[Box annotation data]
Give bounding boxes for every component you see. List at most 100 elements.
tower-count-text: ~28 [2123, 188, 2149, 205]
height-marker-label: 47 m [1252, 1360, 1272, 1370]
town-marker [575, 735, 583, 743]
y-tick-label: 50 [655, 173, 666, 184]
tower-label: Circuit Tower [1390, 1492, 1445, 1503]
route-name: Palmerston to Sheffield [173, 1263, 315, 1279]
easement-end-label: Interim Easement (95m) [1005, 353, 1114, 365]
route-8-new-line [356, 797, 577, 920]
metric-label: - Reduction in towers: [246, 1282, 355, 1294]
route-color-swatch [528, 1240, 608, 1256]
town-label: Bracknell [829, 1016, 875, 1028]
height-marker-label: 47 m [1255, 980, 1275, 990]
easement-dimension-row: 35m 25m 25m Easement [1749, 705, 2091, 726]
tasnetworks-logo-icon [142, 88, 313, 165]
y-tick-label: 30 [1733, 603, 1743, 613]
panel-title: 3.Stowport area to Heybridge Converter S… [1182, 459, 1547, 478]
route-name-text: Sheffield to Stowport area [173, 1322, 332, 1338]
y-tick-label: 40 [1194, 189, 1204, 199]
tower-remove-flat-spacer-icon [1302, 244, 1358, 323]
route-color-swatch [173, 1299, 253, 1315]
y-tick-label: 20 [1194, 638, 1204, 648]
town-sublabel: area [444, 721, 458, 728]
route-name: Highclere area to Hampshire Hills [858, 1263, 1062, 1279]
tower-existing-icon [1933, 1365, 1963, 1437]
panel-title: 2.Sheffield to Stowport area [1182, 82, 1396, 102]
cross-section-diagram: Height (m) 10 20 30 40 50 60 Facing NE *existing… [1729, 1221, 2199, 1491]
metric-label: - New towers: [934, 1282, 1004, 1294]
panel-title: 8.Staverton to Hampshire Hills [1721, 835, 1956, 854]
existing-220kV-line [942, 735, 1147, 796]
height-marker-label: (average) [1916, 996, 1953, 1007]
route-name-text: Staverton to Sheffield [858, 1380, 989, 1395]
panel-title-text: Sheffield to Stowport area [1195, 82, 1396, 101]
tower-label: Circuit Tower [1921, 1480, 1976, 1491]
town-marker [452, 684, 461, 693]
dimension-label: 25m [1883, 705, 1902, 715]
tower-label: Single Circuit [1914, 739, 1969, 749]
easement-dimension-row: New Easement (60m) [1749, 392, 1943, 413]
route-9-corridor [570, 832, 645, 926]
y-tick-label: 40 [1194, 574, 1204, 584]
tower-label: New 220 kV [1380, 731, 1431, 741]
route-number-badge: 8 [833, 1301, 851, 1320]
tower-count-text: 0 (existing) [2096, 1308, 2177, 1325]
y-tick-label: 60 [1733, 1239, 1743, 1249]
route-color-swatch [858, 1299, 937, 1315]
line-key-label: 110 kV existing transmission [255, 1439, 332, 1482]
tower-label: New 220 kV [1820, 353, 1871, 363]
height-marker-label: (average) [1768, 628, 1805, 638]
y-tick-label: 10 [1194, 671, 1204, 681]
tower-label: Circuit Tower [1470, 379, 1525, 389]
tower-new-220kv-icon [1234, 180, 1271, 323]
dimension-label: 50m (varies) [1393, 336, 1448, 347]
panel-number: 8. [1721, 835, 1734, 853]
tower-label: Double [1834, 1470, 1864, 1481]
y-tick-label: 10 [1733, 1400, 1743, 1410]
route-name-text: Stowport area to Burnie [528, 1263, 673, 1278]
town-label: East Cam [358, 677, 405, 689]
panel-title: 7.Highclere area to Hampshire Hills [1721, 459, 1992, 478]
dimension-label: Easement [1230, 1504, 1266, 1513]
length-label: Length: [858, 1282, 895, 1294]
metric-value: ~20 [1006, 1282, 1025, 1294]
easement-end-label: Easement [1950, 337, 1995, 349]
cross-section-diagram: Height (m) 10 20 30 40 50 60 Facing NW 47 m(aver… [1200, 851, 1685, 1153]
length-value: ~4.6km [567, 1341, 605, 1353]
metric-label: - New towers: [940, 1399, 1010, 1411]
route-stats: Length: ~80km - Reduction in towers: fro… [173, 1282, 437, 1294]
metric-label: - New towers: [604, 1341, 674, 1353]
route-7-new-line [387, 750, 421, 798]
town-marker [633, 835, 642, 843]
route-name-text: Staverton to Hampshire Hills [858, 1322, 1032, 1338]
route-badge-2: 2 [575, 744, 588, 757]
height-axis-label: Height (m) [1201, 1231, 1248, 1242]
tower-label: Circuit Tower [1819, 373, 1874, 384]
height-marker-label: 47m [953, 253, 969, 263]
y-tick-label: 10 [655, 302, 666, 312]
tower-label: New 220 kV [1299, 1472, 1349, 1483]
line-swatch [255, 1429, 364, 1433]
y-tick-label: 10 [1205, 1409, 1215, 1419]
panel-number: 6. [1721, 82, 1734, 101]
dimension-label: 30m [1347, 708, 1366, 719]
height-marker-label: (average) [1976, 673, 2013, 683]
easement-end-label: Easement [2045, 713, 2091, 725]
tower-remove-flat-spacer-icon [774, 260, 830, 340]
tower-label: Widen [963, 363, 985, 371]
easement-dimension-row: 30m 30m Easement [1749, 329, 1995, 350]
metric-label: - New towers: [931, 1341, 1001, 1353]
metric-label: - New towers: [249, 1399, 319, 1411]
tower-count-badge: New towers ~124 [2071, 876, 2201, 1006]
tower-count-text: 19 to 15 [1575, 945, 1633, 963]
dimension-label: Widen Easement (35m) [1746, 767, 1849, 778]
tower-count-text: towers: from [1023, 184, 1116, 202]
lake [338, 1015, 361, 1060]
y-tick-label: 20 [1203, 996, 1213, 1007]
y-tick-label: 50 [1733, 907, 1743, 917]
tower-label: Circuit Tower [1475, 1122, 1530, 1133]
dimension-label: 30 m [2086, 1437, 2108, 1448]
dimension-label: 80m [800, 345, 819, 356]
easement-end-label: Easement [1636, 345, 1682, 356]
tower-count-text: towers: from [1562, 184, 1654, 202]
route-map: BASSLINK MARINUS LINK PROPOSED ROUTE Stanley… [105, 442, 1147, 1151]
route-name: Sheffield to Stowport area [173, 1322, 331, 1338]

▶ **PROBLEM DETAILS**
Output all of these lines again, word for word.

▶ **EXERCISE SOLUTION**
Give bounding boxes for every component you see. List at most 100 elements.
tower-count-text: ~28 [2123, 188, 2149, 205]
height-marker-label: 47 m [1252, 1360, 1272, 1370]
town-marker [575, 735, 583, 743]
y-tick-label: 50 [655, 173, 666, 184]
tower-label: Circuit Tower [1390, 1492, 1445, 1503]
route-name: Palmerston to Sheffield [173, 1263, 315, 1279]
easement-end-label: Interim Easement (95m) [1005, 353, 1114, 365]
route-8-new-line [356, 797, 577, 920]
metric-label: - Reduction in towers: [246, 1282, 355, 1294]
route-color-swatch [528, 1240, 608, 1256]
town-label: Bracknell [829, 1016, 875, 1028]
height-marker-label: 47 m [1255, 980, 1275, 990]
easement-dimension-row: 35m 25m 25m Easement [1749, 705, 2091, 726]
tasnetworks-logo-icon [142, 88, 313, 165]
y-tick-label: 30 [1733, 603, 1743, 613]
panel-title: 3.Stowport area to Heybridge Converter S… [1182, 459, 1547, 478]
route-name-text: Sheffield to Stowport area [173, 1322, 332, 1338]
y-tick-label: 40 [1194, 189, 1204, 199]
tower-remove-flat-spacer-icon [1302, 244, 1358, 323]
route-color-swatch [173, 1299, 253, 1315]
y-tick-label: 20 [1194, 638, 1204, 648]
town-sublabel: area [444, 721, 458, 728]
route-name: Highclere area to Hampshire Hills [858, 1263, 1062, 1279]
tower-existing-icon [1933, 1365, 1963, 1437]
panel-title: 2.Sheffield to Stowport area [1182, 82, 1396, 102]
cross-section-diagram: Height (m) 10 20 30 40 50 60 Facing NE *existing… [1729, 1221, 2199, 1491]
metric-label: - New towers: [934, 1282, 1004, 1294]
panel-title: 8.Staverton to Hampshire Hills [1721, 835, 1956, 854]
existing-220kV-line [942, 735, 1147, 796]
height-marker-label: (average) [1916, 996, 1953, 1007]
route-name-text: Staverton to Sheffield [858, 1380, 989, 1395]
panel-title-text: Sheffield to Stowport area [1195, 82, 1396, 101]
tower-label: Circuit Tower [1921, 1480, 1976, 1491]
town-marker [452, 684, 461, 693]
dimension-label: 25m [1883, 705, 1902, 715]
tower-label: Single Circuit [1914, 739, 1969, 749]
easement-dimension-row: New Easement (60m) [1749, 392, 1943, 413]
route-9-corridor [570, 832, 645, 926]
y-tick-label: 40 [1194, 574, 1204, 584]
tower-label: New 220 kV [1380, 731, 1431, 741]
route-number-badge: 8 [833, 1301, 851, 1320]
tower-count-text: 0 (existing) [2096, 1308, 2177, 1325]
y-tick-label: 60 [1733, 1239, 1743, 1249]
route-color-swatch [858, 1299, 937, 1315]
line-key-label: 110 kV existing transmission [255, 1439, 332, 1482]
tower-label: New 220 kV [1820, 353, 1871, 363]
height-marker-label: (average) [1768, 628, 1805, 638]
y-tick-label: 10 [1194, 671, 1204, 681]
tower-label: Circuit Tower [1470, 379, 1525, 389]
tower-new-220kv-icon [1234, 180, 1271, 323]
dimension-label: 50m (varies) [1393, 336, 1448, 347]
panel-number: 8. [1721, 835, 1734, 853]
tower-label: Double [1834, 1470, 1864, 1481]
y-tick-label: 10 [1733, 1400, 1743, 1410]
route-name-text: Stowport area to Burnie [528, 1263, 673, 1278]
town-label: East Cam [358, 677, 405, 689]
panel-title: 7.Highclere area to Hampshire Hills [1721, 459, 1992, 478]
dimension-label: Easement [1230, 1504, 1266, 1513]
length-label: Length: [858, 1282, 895, 1294]
metric-value: ~20 [1006, 1282, 1025, 1294]
easement-end-label: Easement [1950, 337, 1995, 349]
cross-section-diagram: Height (m) 10 20 30 40 50 60 Facing NW 47 m(aver… [1200, 851, 1685, 1153]
length-value: ~4.6km [567, 1341, 605, 1353]
metric-label: - New towers: [940, 1399, 1010, 1411]
route-stats: Length: ~80km - Reduction in towers: fro… [173, 1282, 437, 1294]
metric-label: - New towers: [604, 1341, 674, 1353]
route-7-new-line [387, 750, 421, 798]
town-marker [633, 835, 642, 843]
route-name-text: Staverton to Hampshire Hills [858, 1322, 1032, 1338]
route-badge-2: 2 [575, 744, 588, 757]
height-axis-label: Height (m) [1201, 1231, 1248, 1242]
tower-label: Circuit Tower [1819, 373, 1874, 384]
height-marker-label: 47m [953, 253, 969, 263]
y-tick-label: 10 [655, 302, 666, 312]
tower-label: New 220 kV [1299, 1472, 1349, 1483]
line-swatch [255, 1429, 364, 1433]
y-tick-label: 10 [1205, 1409, 1215, 1419]
panel-number: 6. [1721, 82, 1734, 101]
dimension-label: 30m [1347, 708, 1366, 719]
height-marker-label: (average) [1976, 673, 2013, 683]
easement-end-label: Easement [2045, 713, 2091, 725]
tower-remove-flat-spacer-icon [774, 260, 830, 340]
tower-label: Widen [963, 363, 985, 371]
easement-dimension-row: 30m 30m Easement [1749, 329, 1995, 350]
metric-label: - New towers: [931, 1341, 1001, 1353]
metric-label: - New towers: [249, 1399, 319, 1411]
tower-count-badge: New towers ~124 [2071, 876, 2201, 1006]
tower-count-text: 19 to 15 [1575, 945, 1633, 963]
dimension-label: Widen Easement (35m) [1746, 767, 1849, 778]
tower-count-text: towers: from [1023, 184, 1116, 202]
lake [338, 1015, 361, 1060]
y-tick-label: 20 [1203, 996, 1213, 1007]
y-tick-label: 50 [1733, 907, 1743, 917]
tower-label: Circuit Tower [1475, 1122, 1530, 1133]
dimension-label: 30 m [2086, 1437, 2108, 1448]
dimension-label: 80m [800, 345, 819, 356]
easement-end-label: Easement [1636, 345, 1682, 356]
tower-count-text: towers: from [1562, 184, 1654, 202]
route-map: BASSLINK MARINUS LINK PROPOSED ROUTE Stanley… [105, 442, 1147, 1151]
route-name: Sheffield to Stowport area [173, 1322, 331, 1338]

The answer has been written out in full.